WHAT YOU SHOULD DO => In the article on the n8n claim-validation workflow, which two services must supply API keys for the workflow to run?

Build an n8n Workflow That Extracts, Verifies, and Validates Claims in Your Drafts

Iqbal Ali
By
·

Validating claims is important these days. Whether we’re writing a LinkedIn post or an article, we’re exposed to a lot of misinformation, so it’s important to ensure what we post is accurate.

For a really long time now, I’ve been trying to be that guy who’s super organised with my research. Read something interesting or come across an interesting fact? Add it to my second brain. Chanced upon some research while browsing or chatting to someone? Second brain. Hear a mention on the radio while driving? Second brain it somehow.

In reality, I’m very unprepared for insights in my day-to-day life. Instead, I’ll only realise the importance of something when I’m writing a post or article, and in that instance, I’ll need to track down that source again.

Rough draft --> Extract claims --> Check numbers --> Check accuracy --> Document claim

Here’s how my process usually goes after having written a rough draft:

  • Extract claims from my draft.
  • Check numbers: search primary or reliable sources to validate any numbers
  • Verify accuracy: Is the claim a misunderstanding of the original text or just plain wrong?
  • Document the claims in a way that’s ready to use as references

This process is time-consuming and mostly automatable, so I created an n8n workflow that reduces some of the friction. It doesn’t completely cut out the human. I’d still have some work to do, but my work should be greatly reduced.

If your process is similar to mine and you use n8n, you can download and use the workflow. There’s a link to the workflow at the end of the article. But even if this isn’t directly useful, I think there are some techniques worth taking away to apply to a wider range of workflows.

Either way, I hope this article provides a useful breakdown of this workflow.

High level overview

At first glance, this seems intimidating. But the key is to focus on the top section:

Full n8n workflow. Top section includes the main workflow, and there are five boxes of mini-workflows that are called by the main workflow

The top section is the main workflow that makes a number of HTTP Requests to webhooks (those five boxes), each of which performs a specific action. I’ve separated these because I ultimately want to turn them into APIs and further improve them.

Each workflow can be called separately, like a mini-API service. When put together, they deliver a list of claims to a Google spreadsheet like this:

Google Spreadsheet with five columns: Claim, Source, PublishedDate, Links, and Validated

The spreadsheet has five columns: Claim, Source, PublishedDate, Links, and Validated. Hopefully, this should be self-explanatory. It’s worth noting that the workflow errs on the side of caution, so treat “Validated: FALSE” as something to follow up on. It’s not necessarily the case that the claim is invalid; it’s just that the system could not validate it.

n8n tool requirements and set-up

This workflow requires API keys from Exa and Browserless. I’m on the free tier for both, so I have some workarounds to rate-limit the calls to their services (i.e., the two loops in the workflow). If you decide to pay for both services, you can reduce some complexity and benefit from a speed bump.

The tool also requires Google Sheets, but you can export the final output to a location that’s convenient for you.

PROVIDED DATA =>

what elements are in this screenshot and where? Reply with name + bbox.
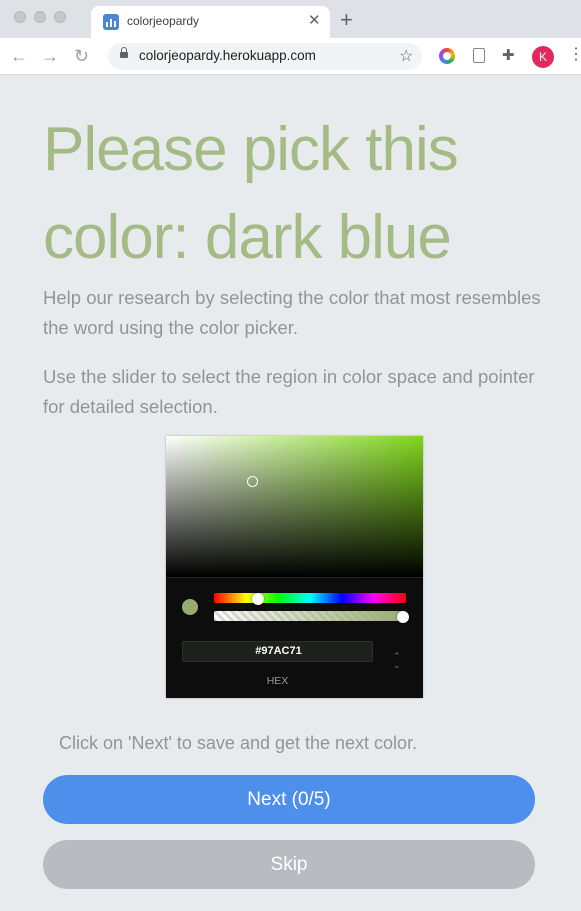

SOLUTION TO THE EXERCISE => Exa and Browserless.